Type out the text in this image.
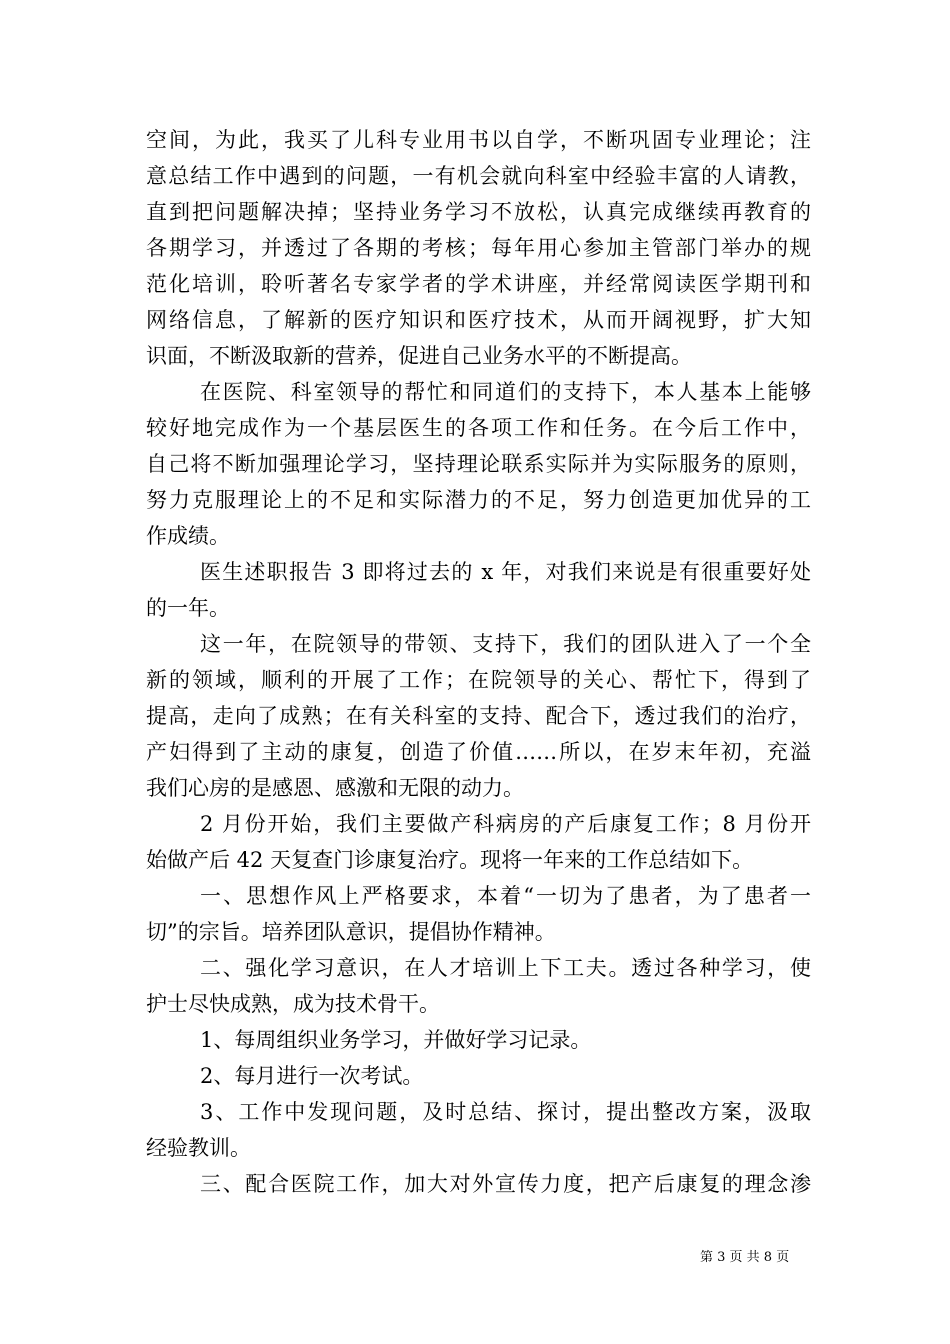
空间，为此，我买了儿科专业用书以自学，不断巩固专业理论；注
意总结工作中遇到的问题，一有机会就向科室中经验丰富的人请教，
直到把问题解决掉；坚持业务学习不放松，认真完成继续再教育的
各期学习，并透过了各期的考核；每年用心参加主管部门举办的规
范化培训，聆听著名专家学者的学术讲座，并经常阅读医学期刊和
网络信息，了解新的医疗知识和医疗技术，从而开阔视野，扩大知
识面，不断汲取新的营养，促进自己业务水平的不断提高。
在医院、科室领导的帮忙和同道们的支持下，本人基本上能够
较好地完成作为一个基层医生的各项工作和任务。在今后工作中，
自己将不断加强理论学习，坚持理论联系实际并为实际服务的原则，
努力克服理论上的不足和实际潜力的不足，努力创造更加优异的工
作成绩。
医生述职报告 3 即将过去的 x 年，对我们来说是有很重要好处
的一年。
这一年，在院领导的带领、支持下，我们的团队进入了一个全
新的领域，顺利的开展了工作；在院领导的关心、帮忙下，得到了
提高，走向了成熟；在有关科室的支持、配合下，透过我们的治疗，
产妇得到了主动的康复，创造了价值……所以，在岁末年初，充溢
我们心房的是感恩、感激和无限的动力。
2 月份开始，我们主要做产科病房的产后康复工作；8 月份开
始做产后 42 天复查门诊康复治疗。现将一年来的工作总结如下。
一、思想作风上严格要求，本着“一切为了患者，为了患者一
切”的宗旨。培养团队意识，提倡协作精神。
二、强化学习意识，在人才培训上下工夫。透过各种学习，使
护士尽快成熟，成为技术骨干。
1、每周组织业务学习，并做好学习记录。
2、每月进行一次考试。
3、工作中发现问题，及时总结、探讨，提出整改方案，汲取
经验教训。
三、配合医院工作，加大对外宣传力度，把产后康复的理念渗
第 3 页 共 8 页
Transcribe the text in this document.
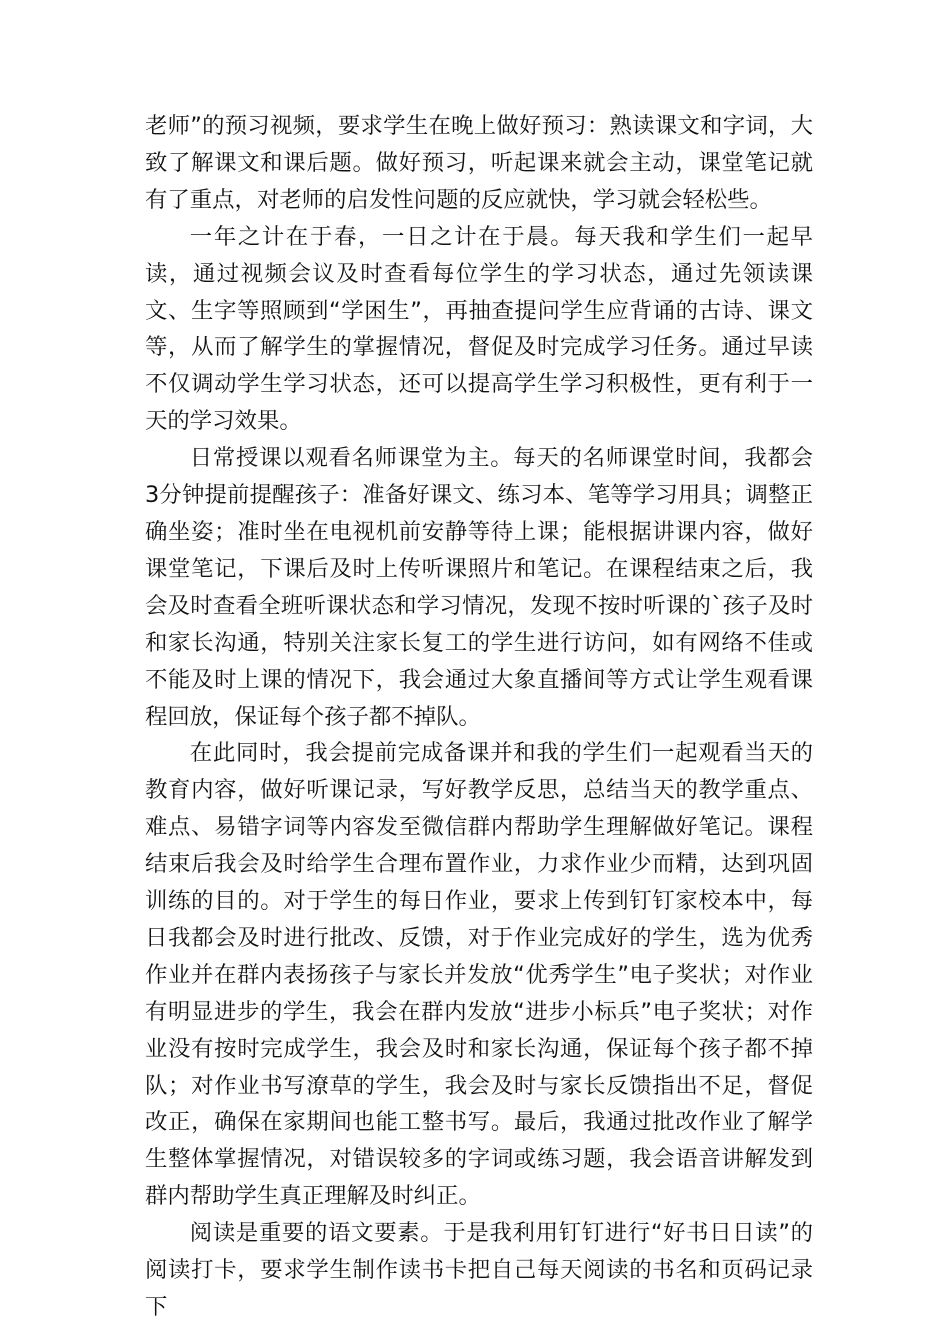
老师”的预习视频，要求学生在晚上做好预习：熟读课文和字词，大致了解课文和课后题。做好预习，听起课来就会主动，课堂笔记就有了重点，对老师的启发性问题的反应就快，学习就会轻松些。

一年之计在于春，一日之计在于晨。每天我和学生们一起早读，通过视频会议及时查看每位学生的学习状态，通过先领读课文、生字等照顾到“学困生”，再抽查提问学生应背诵的古诗、课文等，从而了解学生的掌握情况，督促及时完成学习任务。通过早读不仅调动学生学习状态，还可以提高学生学习积极性，更有利于一天的学习效果。

日常授课以观看名师课堂为主。每天的名师课堂时间，我都会 3分钟提前提醒孩子：准备好课文、练习本、笔等学习用具；调整正确坐姿；准时坐在电视机前安静等待上课；能根据讲课内容，做好课堂笔记，下课后及时上传听课照片和笔记。在课程结束之后，我会及时查看全班听课状态和学习情况，发现不按时听课的`孩子及时和家长沟通，特别关注家长复工的学生进行访问，如有网络不佳或不能及时上课的情况下，我会通过大象直播间等方式让学生观看课程回放，保证每个孩子都不掉队。

在此同时，我会提前完成备课并和我的学生们一起观看当天的教育内容，做好听课记录，写好教学反思，总结当天的教学重点、难点、易错字词等内容发至微信群内帮助学生理解做好笔记。课程结束后我会及时给学生合理布置作业，力求作业少而精，达到巩固训练的目的。对于学生的每日作业，要求上传到钉钉家校本中，每日我都会及时进行批改、反馈，对于作业完成好的学生，选为优秀作业并在群内表扬孩子与家长并发放“优秀学生”电子奖状；对作业有明显进步的学生，我会在群内发放“进步小标兵”电子奖状；对作业没有按时完成学生，我会及时和家长沟通，保证每个孩子都不掉队；对作业书写潦草的学生，我会及时与家长反馈指出不足，督促改正，确保在家期间也能工整书写。最后，我通过批改作业了解学生整体掌握情况，对错误较多的字词或练习题，我会语音讲解发到群内帮助学生真正理解及时纠正。

阅读是重要的语文要素。于是我利用钉钉进行“好书日日读”的阅读打卡，要求学生制作读书卡把自己每天阅读的书名和页码记录下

*****

Task directions:
Reproduce each entry verbatim, excluding any embedded images.

Task solution:
Type out the text in this image.
空间，为此，我买了儿科专业用书以自学，不断巩固专业理论；注
意总结工作中遇到的问题，一有机会就向科室中经验丰富的人请教，
直到把问题解决掉；坚持业务学习不放松，认真完成继续再教育的
各期学习，并透过了各期的考核；每年用心参加主管部门举办的规
范化培训，聆听著名专家学者的学术讲座，并经常阅读医学期刊和
网络信息，了解新的医疗知识和医疗技术，从而开阔视野，扩大知
识面，不断汲取新的营养，促进自己业务水平的不断提高。
在医院、科室领导的帮忙和同道们的支持下，本人基本上能够
较好地完成作为一个基层医生的各项工作和任务。在今后工作中，
自己将不断加强理论学习，坚持理论联系实际并为实际服务的原则，
努力克服理论上的不足和实际潜力的不足，努力创造更加优异的工
作成绩。
医生述职报告 3 即将过去的 x 年，对我们来说是有很重要好处
的一年。
这一年，在院领导的带领、支持下，我们的团队进入了一个全
新的领域，顺利的开展了工作；在院领导的关心、帮忙下，得到了
提高，走向了成熟；在有关科室的支持、配合下，透过我们的治疗，
产妇得到了主动的康复，创造了价值……所以，在岁末年初，充溢
我们心房的是感恩、感激和无限的动力。
2 月份开始，我们主要做产科病房的产后康复工作；8 月份开
始做产后 42 天复查门诊康复治疗。现将一年来的工作总结如下。
一、思想作风上严格要求，本着“一切为了患者，为了患者一
切”的宗旨。培养团队意识，提倡协作精神。
二、强化学习意识，在人才培训上下工夫。透过各种学习，使
护士尽快成熟，成为技术骨干。
1、每周组织业务学习，并做好学习记录。
2、每月进行一次考试。
3、工作中发现问题，及时总结、探讨，提出整改方案，汲取
经验教训。
三、配合医院工作，加大对外宣传力度，把产后康复的理念渗
第 3 页 共 8 页
Transcribe the text in this document.
老师”的预习视频，要求学生在晚上做好预习：熟读课文和字词，大致了解课文和课后题。做好预习，听起课来就会主动，课堂笔记就有了重点，对老师的启发性问题的反应就快，学习就会轻松些。

一年之计在于春，一日之计在于晨。每天我和学生们一起早读，通过视频会议及时查看每位学生的学习状态，通过先领读课文、生字等照顾到“学困生”，再抽查提问学生应背诵的古诗、课文等，从而了解学生的掌握情况，督促及时完成学习任务。通过早读不仅调动学生学习状态，还可以提高学生学习积极性，更有利于一天的学习效果。

日常授课以观看名师课堂为主。每天的名师课堂时间，我都会 3分钟提前提醒孩子：准备好课文、练习本、笔等学习用具；调整正确坐姿；准时坐在电视机前安静等待上课；能根据讲课内容，做好课堂笔记，下课后及时上传听课照片和笔记。在课程结束之后，我会及时查看全班听课状态和学习情况，发现不按时听课的`孩子及时和家长沟通，特别关注家长复工的学生进行访问，如有网络不佳或不能及时上课的情况下，我会通过大象直播间等方式让学生观看课程回放，保证每个孩子都不掉队。

在此同时，我会提前完成备课并和我的学生们一起观看当天的教育内容，做好听课记录，写好教学反思，总结当天的教学重点、难点、易错字词等内容发至微信群内帮助学生理解做好笔记。课程结束后我会及时给学生合理布置作业，力求作业少而精，达到巩固训练的目的。对于学生的每日作业，要求上传到钉钉家校本中，每日我都会及时进行批改、反馈，对于作业完成好的学生，选为优秀作业并在群内表扬孩子与家长并发放“优秀学生”电子奖状；对作业有明显进步的学生，我会在群内发放“进步小标兵”电子奖状；对作业没有按时完成学生，我会及时和家长沟通，保证每个孩子都不掉队；对作业书写潦草的学生，我会及时与家长反馈指出不足，督促改正，确保在家期间也能工整书写。最后，我通过批改作业了解学生整体掌握情况，对错误较多的字词或练习题，我会语音讲解发到群内帮助学生真正理解及时纠正。

阅读是重要的语文要素。于是我利用钉钉进行“好书日日读”的阅读打卡，要求学生制作读书卡把自己每天阅读的书名和页码记录下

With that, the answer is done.